Examine the records and identify each line that includes the string "resident". Copy those lines.

— Begin —

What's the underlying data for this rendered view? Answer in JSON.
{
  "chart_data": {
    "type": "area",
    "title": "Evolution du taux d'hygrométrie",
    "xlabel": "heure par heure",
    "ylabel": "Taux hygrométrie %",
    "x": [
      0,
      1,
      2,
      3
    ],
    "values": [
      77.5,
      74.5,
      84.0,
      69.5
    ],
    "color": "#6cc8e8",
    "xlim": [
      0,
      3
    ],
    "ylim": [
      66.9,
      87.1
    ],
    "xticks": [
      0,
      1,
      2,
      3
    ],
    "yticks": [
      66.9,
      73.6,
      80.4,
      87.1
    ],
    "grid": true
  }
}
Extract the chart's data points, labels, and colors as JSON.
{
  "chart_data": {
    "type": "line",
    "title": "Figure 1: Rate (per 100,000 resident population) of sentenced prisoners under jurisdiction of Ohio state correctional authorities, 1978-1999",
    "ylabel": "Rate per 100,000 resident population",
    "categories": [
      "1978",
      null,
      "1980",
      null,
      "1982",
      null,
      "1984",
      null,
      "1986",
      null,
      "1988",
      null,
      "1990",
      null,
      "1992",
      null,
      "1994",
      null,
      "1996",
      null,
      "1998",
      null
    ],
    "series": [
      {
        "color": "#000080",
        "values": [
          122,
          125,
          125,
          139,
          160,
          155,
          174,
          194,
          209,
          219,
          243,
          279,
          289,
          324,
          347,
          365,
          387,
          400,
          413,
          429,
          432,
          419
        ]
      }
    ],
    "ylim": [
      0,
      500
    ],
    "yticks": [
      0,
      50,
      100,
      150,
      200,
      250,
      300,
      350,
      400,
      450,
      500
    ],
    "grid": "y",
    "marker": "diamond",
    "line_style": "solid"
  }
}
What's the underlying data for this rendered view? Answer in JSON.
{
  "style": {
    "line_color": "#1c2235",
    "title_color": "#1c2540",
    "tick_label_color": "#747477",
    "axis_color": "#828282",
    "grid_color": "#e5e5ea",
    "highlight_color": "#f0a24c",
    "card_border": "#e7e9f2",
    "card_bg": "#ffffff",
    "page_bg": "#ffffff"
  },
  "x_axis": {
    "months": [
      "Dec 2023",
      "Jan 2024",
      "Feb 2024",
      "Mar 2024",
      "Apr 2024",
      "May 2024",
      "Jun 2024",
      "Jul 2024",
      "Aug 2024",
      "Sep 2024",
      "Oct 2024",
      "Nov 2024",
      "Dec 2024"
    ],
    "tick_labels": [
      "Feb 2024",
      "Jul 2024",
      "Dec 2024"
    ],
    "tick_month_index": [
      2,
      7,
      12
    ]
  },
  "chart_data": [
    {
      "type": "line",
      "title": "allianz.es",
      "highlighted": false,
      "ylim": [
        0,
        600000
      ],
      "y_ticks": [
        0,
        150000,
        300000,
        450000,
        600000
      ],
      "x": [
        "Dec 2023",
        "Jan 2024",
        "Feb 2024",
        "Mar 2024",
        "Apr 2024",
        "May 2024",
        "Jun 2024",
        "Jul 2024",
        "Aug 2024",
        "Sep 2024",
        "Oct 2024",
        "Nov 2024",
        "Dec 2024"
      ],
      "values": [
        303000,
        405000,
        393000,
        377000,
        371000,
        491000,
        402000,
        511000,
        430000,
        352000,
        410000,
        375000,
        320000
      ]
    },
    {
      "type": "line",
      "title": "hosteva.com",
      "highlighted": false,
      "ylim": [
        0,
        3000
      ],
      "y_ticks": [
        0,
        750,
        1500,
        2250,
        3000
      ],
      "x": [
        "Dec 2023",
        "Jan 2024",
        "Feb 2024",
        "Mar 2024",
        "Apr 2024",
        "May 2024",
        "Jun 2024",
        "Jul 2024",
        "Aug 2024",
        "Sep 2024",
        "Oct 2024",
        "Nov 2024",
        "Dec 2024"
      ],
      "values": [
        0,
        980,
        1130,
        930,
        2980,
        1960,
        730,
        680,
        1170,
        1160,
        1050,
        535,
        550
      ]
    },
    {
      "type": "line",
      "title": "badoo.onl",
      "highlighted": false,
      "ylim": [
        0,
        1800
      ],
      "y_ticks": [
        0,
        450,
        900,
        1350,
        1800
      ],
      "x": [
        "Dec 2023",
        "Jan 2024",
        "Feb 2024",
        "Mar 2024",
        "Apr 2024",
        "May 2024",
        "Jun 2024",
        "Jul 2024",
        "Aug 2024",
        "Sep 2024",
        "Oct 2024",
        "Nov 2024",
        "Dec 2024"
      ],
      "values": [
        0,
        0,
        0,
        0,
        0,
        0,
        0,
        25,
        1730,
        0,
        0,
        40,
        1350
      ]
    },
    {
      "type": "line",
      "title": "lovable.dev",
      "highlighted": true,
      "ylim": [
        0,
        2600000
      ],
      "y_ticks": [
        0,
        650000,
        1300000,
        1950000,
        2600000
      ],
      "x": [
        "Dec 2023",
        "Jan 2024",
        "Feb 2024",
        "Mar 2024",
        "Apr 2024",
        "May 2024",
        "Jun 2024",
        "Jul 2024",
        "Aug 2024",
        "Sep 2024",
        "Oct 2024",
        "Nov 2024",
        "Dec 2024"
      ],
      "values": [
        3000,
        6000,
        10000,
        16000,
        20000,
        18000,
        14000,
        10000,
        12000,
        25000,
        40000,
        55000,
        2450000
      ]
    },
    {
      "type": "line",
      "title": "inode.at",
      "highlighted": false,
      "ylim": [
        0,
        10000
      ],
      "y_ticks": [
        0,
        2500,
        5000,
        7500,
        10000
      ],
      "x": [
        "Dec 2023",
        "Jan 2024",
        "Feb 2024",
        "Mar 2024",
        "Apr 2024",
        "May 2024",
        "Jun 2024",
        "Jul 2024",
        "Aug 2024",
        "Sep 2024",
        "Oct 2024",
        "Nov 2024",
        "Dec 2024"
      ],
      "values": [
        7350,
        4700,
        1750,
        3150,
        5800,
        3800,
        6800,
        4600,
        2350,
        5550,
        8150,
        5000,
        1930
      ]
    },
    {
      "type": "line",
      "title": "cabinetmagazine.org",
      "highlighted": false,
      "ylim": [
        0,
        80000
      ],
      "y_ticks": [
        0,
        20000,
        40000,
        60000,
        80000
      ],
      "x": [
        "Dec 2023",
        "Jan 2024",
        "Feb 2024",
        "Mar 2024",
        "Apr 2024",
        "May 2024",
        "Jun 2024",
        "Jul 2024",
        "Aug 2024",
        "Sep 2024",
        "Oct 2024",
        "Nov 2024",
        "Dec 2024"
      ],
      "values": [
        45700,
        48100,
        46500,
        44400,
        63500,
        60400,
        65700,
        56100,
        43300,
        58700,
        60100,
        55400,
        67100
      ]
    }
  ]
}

— End —

RESPONSE FOR THIS EXERCISE
    "title": "Figure 1: Rate (per 100,000 resident population) of sentenced prisoners under jurisdiction of Ohio state correctional authorities, 1978-1999",
    "ylabel": "Rate per 100,000 resident population",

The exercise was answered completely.